• **Stated exercise**: Retype exactly the lines from the one containing "What data populates" through the last line of the records below, including both, and leave out any pictures.

** begin Working data **

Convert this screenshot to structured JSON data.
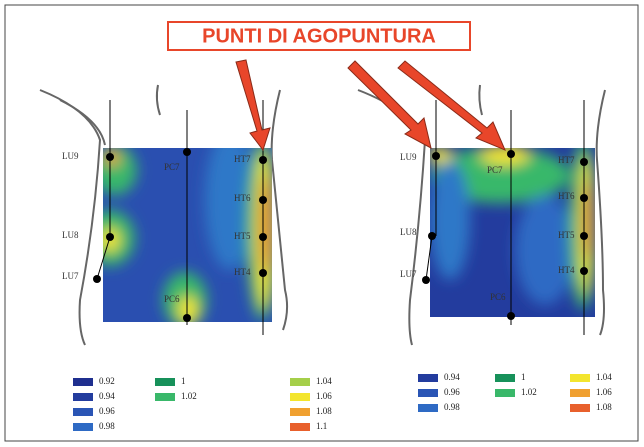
{
  "banner": "PUNTI DI AGOPUNTURA",
  "panels": [
    {
      "points": [
        {
          "label": "LU9"
        },
        {
          "label": "LU8"
        },
        {
          "label": "LU7"
        },
        {
          "label": "PC7"
        },
        {
          "label": "PC6"
        },
        {
          "label": "HT7"
        },
        {
          "label": "HT6"
        },
        {
          "label": "HT5"
        },
        {
          "label": "HT4"
        }
      ],
      "legend": [
        [
          {
            "label": "0.92",
            "color": "#1f2f8f"
          },
          {
            "label": "0.94",
            "color": "#233c9e"
          },
          {
            "label": "0.96",
            "color": "#2a55b5"
          },
          {
            "label": "0.98",
            "color": "#2e6ac4"
          }
        ],
        [
          {
            "label": "1",
            "color": "#17915a"
          },
          {
            "label": "1.02",
            "color": "#39b86a"
          }
        ],
        [
          {
            "label": "1.04",
            "color": "#a5cf4a"
          },
          {
            "label": "1.06",
            "color": "#f3e52e"
          },
          {
            "label": "1.08",
            "color": "#f0a030"
          },
          {
            "label": "1.1",
            "color": "#e8602c"
          }
        ]
      ]
    },
    {
      "points": [
        {
          "label": "LU9"
        },
        {
          "label": "LU8"
        },
        {
          "label": "LU7"
        },
        {
          "label": "PC7"
        },
        {
          "label": "PC6"
        },
        {
          "label": "HT7"
        },
        {
          "label": "HT6"
        },
        {
          "label": "HT5"
        },
        {
          "label": "HT4"
        }
      ],
      "legend": [
        [
          {
            "label": "0.94",
            "color": "#233c9e"
          },
          {
            "label": "0.96",
            "color": "#2a55b5"
          },
          {
            "label": "0.98",
            "color": "#2e6ac4"
          }
        ],
        [
          {
            "label": "1",
            "color": "#17915a"
          },
          {
            "label": "1.02",
            "color": "#39b86a"
          }
        ],
        [
          {
            "label": "1.04",
            "color": "#f3e52e"
          },
          {
            "label": "1.06",
            "color": "#f0a030"
          },
          {
            "label": "1.08",
            "color": "#e8602c"
          }
        ]
      ]
    }
  ]
}
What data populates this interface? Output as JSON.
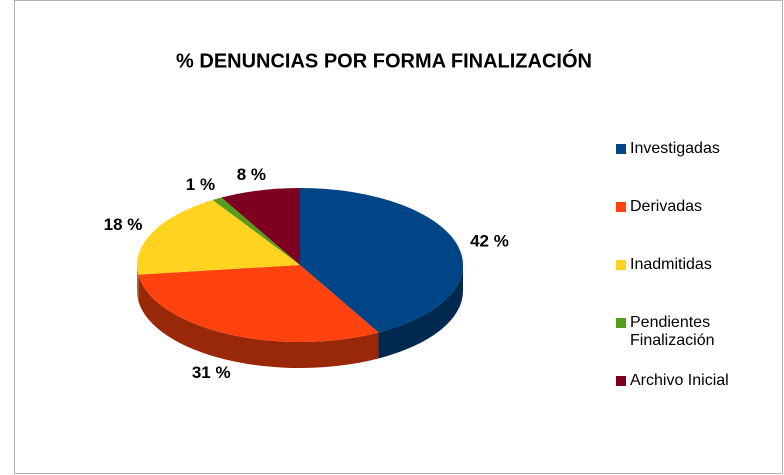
{
  "chart_data": {
    "type": "pie",
    "title": "% DENUNCIAS POR FORMA FINALIZACIÓN",
    "categories": [
      "Investigadas",
      "Derivadas",
      "Inadmitidas",
      "Pendientes Finalización",
      "Archivo Inicial"
    ],
    "values": [
      42,
      31,
      18,
      1,
      8
    ],
    "value_labels": [
      "42 %",
      "31 %",
      "18 %",
      "1 %",
      "8 %"
    ],
    "colors": [
      "#004586",
      "#ff420e",
      "#ffd320",
      "#579d1c",
      "#7e0021"
    ],
    "legend": "right"
  }
}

** end Working data **

• **Exercise answer**:
What data populates this interface? Output as JSON.
{
  "chart_data": {
    "type": "pie",
    "title": "% DENUNCIAS POR FORMA FINALIZACIÓN",
    "categories": [
      "Investigadas",
      "Derivadas",
      "Inadmitidas",
      "Pendientes Finalización",
      "Archivo Inicial"
    ],
    "values": [
      42,
      31,
      18,
      1,
      8
    ],
    "value_labels": [
      "42 %",
      "31 %",
      "18 %",
      "1 %",
      "8 %"
    ],
    "colors": [
      "#004586",
      "#ff420e",
      "#ffd320",
      "#579d1c",
      "#7e0021"
    ],
    "legend": "right"
  }
}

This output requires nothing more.